PROBLEMS TO WORK ON =
1 - In the article on the Gulf whales, until what year will the oil and gas companies' agreement not to use seismic surveys stay in effect?
2 - Go on with the article on the Gulf whales from the point where it ends.

___ EXTRACT

A Republican congressman from Florida and a marine mammal scientist in Massachusetts applauded the decision to protect the whales. There probably are about 33 of them in a deepwater area called the DeSoto Canyon, Engleby said. If there are any in the southern Gulf, she said, the total including the known population is probably less than 100.
"Although belated, this designation will help to protect this vulnerable species and aid in its recovery," U.S. Rep. Vern Buchanan said in an emailed statement. Buchanan and Rep. Kathy Castor, D-Florida, had pushed for the designation, Buchanan spokesman Anthony Cruz wrote.
"I think it's a great thing to declare them endangered. It's been coming for a while," said Scott Kraus, chief marine mammal scientist at the New England Aquarium's Anderson Cabot Center for Ocean Life.
However, "It's absolutely not too late" to save the whale, said Zak Smith, attorney for the Natural Resources Defense Council, an environmental group that sued the government in 2014 to get the endangered listing. "This species now has a fighting chance for survival and to rebound from the brink of extinction."
Engleby said the next step is to work out ways to help the whales recover, including consulting with other agencies and considering whether to designate critical habitat.
Such a designation would require NOAA Fisheries consultation about any federal contracts, which include oil and gas leases in federal waters.
Threats include noise from seismic surveys for oil and gas and ship traffic, which interfere with their subsonic communication.
Oil and gas companies agreed in 2013 not to use seismic surveys in an area including the DeSoto Canyon. That agreement, originally for 2½ years, has been extended and will remain in effect until 2022, NOAA Fisheries spokeswoman Kim Amendola said.

______
___ INFORMATION PROVIDED

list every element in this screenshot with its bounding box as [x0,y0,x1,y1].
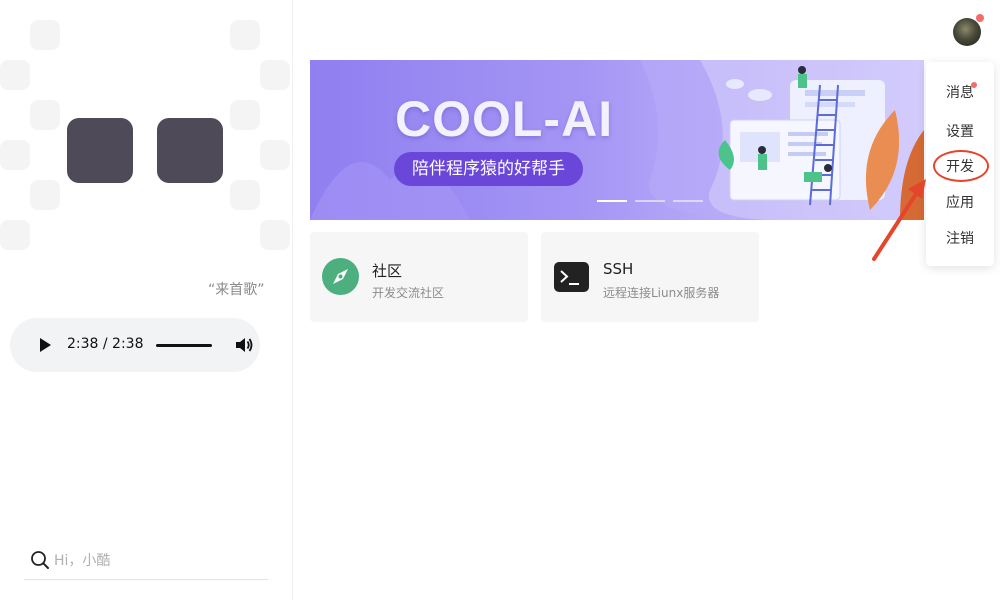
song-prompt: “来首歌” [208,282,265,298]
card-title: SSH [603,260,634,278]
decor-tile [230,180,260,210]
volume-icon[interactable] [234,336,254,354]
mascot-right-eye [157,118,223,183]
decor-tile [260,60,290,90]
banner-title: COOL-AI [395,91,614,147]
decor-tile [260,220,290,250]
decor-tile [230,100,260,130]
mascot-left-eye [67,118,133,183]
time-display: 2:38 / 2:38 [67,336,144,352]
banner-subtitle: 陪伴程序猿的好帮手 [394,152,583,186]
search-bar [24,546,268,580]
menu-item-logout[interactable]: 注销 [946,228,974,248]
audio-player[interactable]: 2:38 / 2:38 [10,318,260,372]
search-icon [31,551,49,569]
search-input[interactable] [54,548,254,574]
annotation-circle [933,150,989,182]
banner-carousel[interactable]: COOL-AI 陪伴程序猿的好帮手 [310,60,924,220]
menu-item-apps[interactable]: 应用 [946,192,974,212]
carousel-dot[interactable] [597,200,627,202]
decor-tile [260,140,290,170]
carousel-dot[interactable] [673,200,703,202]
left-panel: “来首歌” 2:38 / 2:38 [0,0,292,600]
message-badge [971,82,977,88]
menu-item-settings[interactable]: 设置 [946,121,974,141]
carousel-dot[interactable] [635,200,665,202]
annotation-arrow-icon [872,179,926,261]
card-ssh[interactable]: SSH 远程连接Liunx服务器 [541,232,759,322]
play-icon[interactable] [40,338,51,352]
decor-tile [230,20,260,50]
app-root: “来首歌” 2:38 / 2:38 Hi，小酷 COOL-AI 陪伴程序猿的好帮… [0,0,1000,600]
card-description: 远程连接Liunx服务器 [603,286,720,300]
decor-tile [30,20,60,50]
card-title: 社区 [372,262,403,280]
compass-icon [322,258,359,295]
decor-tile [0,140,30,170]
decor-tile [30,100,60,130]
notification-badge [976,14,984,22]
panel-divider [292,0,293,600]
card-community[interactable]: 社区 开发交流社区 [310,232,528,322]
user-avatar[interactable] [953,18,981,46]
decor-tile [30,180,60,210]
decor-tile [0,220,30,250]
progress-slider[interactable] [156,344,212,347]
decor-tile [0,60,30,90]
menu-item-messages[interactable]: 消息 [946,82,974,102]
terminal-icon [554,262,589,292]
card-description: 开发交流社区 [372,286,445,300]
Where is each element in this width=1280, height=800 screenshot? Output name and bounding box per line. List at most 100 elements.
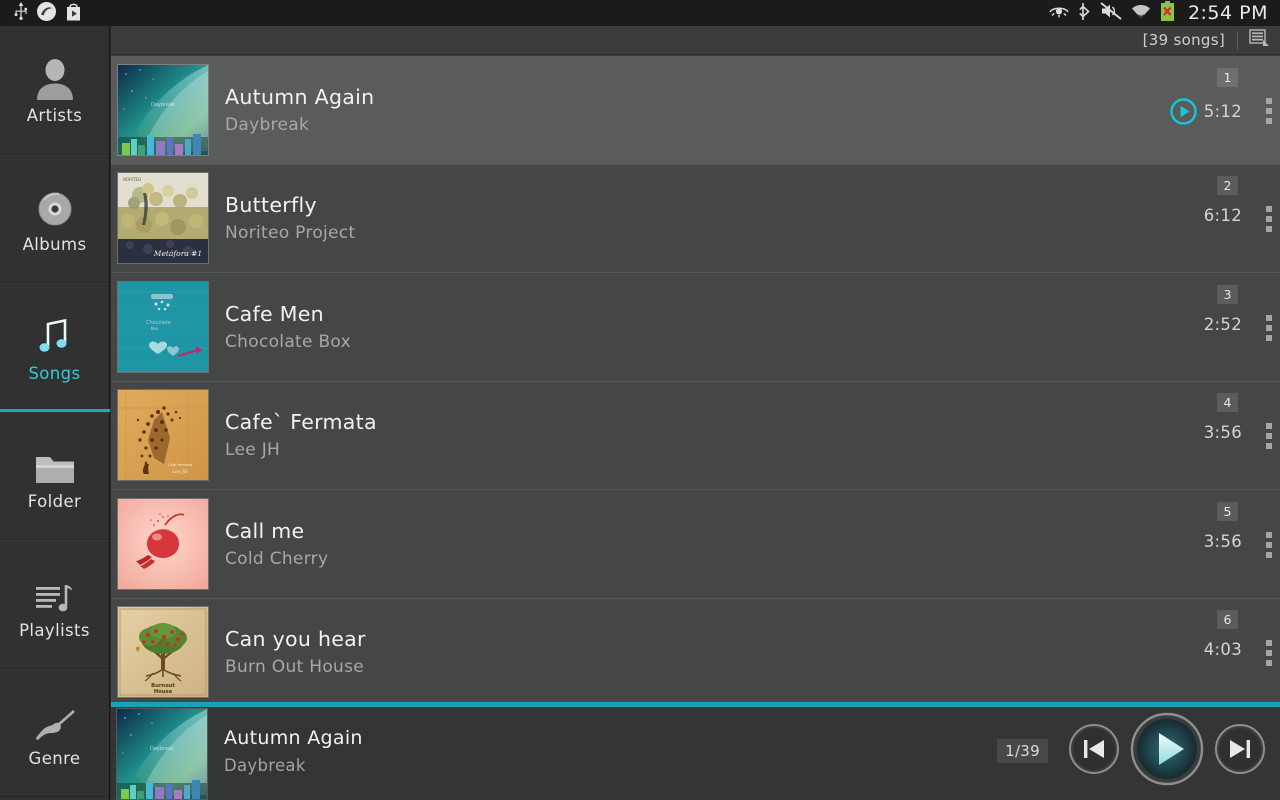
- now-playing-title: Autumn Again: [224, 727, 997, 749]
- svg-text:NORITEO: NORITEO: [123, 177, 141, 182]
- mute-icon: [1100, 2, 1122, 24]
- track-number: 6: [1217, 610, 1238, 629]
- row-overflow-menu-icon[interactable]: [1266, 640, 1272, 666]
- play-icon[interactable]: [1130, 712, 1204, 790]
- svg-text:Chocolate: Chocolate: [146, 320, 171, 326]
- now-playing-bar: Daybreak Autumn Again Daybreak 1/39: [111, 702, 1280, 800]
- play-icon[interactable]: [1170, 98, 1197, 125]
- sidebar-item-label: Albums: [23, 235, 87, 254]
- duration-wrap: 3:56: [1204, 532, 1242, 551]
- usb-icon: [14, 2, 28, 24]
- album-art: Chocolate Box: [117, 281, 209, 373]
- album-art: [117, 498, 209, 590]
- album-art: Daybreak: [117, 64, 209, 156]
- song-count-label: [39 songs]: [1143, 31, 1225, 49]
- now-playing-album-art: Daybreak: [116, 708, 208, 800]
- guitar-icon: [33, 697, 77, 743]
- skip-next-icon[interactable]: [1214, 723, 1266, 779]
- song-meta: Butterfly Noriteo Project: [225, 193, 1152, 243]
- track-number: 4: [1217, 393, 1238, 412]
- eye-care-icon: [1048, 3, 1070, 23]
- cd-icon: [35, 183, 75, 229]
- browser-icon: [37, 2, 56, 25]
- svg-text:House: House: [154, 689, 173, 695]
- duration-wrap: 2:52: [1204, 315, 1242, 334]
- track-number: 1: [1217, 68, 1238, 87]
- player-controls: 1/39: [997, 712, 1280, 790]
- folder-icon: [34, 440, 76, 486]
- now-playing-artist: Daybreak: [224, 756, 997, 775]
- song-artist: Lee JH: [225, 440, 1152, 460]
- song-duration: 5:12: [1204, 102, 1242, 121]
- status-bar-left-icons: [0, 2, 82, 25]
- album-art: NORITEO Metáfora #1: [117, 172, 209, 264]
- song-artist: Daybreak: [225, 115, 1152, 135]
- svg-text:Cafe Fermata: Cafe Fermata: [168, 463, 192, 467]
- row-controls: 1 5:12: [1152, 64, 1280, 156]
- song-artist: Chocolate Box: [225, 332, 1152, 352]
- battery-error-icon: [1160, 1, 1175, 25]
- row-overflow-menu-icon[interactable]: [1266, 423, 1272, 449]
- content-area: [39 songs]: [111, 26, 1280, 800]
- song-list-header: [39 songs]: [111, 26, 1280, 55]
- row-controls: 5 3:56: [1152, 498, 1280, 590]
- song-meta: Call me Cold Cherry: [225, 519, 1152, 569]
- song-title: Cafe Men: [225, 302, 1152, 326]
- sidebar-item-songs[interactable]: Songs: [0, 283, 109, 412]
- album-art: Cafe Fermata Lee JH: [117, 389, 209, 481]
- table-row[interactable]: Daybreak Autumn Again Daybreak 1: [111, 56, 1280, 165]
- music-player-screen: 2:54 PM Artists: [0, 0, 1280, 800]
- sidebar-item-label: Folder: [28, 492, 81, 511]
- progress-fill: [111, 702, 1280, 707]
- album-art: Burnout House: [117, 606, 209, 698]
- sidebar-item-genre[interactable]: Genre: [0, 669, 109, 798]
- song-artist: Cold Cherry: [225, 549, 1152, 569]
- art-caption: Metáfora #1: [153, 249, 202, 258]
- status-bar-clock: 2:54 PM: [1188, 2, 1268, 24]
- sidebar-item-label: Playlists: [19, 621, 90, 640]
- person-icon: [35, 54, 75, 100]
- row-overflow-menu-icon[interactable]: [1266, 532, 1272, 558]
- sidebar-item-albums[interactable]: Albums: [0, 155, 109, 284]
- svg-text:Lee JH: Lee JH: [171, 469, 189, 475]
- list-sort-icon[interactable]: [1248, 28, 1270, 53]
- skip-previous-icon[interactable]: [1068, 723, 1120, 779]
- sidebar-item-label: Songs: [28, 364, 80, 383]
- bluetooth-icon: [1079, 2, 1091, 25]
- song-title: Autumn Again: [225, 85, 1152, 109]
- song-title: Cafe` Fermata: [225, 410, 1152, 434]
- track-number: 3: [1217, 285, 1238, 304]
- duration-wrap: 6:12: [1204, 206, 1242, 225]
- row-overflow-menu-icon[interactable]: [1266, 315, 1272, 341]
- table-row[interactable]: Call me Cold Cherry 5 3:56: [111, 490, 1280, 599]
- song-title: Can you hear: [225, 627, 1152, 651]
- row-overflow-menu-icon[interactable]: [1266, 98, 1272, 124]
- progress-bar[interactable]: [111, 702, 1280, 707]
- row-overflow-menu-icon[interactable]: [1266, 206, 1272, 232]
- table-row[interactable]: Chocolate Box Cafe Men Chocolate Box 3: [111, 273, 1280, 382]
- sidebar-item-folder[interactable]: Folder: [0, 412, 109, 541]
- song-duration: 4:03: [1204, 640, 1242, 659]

______

WRITTEN RESPONSES =
1 - Until 2022.

2 -
A study released in 2015 estimated the whales' numbers at 26. It said the BP offshore oil spill in 2010 overlapped nearly half their habitat and might have killed up to 22 percent of the population. Other threats include fishing nets, oil and gas development, pollution, and even being hit by ships — a whale was hit and killed by a ship in 2009.
It arrived in Tampa, Florida, "on the bow of a ship," Engleby said. Since it was lactating, she noted, the calf probably died, too.
The name is pronounced "BROO-duhs" because they were named after the 19th century Norwegian whaler Johan Bryde.
Whalers' records dating back to the 1700s show they once swam in the central and northern gulf, according to NOAA Fisheries. They eat crustaceans, fish and cephalopods, which they filter through baleen plates and bristles.
Because they were confined to the Gulf of Mexico, they probably never were as numerous as some other species, said Smith.
Engleby said, "We don't really know much about this species." She said a study funded with money from penalties that energy giant BP PLC and others paid after the oil spill is using visual surveys, passive acoustic monitoring and tagging to learn more, including their part in the ecosystem.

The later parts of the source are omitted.